== Raw records ==

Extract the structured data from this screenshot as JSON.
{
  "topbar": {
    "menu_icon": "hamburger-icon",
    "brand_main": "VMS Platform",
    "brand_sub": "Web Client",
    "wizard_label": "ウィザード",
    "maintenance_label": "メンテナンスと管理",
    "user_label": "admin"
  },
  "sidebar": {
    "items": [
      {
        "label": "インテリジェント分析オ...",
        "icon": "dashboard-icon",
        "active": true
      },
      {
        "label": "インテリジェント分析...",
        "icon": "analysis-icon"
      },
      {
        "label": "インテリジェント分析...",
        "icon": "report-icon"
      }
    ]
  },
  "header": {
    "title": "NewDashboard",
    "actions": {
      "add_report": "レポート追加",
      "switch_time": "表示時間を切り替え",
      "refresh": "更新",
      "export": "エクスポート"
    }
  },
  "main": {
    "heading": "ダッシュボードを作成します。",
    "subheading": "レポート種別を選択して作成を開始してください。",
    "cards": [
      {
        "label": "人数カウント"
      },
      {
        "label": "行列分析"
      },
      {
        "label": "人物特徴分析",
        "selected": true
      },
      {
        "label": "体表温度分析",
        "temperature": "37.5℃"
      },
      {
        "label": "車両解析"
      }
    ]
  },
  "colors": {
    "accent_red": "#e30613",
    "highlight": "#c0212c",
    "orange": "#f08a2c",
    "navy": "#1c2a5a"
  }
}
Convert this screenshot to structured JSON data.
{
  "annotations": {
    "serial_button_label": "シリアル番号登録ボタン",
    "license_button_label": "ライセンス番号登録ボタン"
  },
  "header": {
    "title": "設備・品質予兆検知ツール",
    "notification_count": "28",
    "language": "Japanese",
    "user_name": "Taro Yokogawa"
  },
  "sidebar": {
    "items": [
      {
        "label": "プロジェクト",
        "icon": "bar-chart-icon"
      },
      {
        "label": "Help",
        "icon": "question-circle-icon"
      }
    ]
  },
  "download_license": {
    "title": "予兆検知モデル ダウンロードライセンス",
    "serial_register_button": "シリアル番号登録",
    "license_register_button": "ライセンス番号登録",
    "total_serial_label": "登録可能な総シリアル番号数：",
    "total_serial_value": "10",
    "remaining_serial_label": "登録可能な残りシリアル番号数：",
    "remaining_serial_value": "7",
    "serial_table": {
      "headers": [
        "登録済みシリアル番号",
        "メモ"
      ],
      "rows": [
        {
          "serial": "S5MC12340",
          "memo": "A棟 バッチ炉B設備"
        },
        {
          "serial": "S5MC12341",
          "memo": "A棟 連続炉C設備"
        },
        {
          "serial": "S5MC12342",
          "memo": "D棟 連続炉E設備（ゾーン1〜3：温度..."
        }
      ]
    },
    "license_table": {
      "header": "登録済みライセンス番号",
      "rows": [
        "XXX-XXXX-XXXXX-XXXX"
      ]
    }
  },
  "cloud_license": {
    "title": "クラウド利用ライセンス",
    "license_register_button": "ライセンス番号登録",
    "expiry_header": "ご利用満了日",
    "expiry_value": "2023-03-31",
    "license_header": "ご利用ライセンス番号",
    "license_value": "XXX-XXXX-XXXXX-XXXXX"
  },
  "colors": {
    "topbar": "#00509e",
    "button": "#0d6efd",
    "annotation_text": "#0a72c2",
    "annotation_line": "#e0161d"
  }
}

===

▶ Given exercise: Which lines contain the word "structured"? Return each of them.

▶ Exercise answer:
Extract the structured data from this screenshot as JSON.
Convert this screenshot to structured JSON data.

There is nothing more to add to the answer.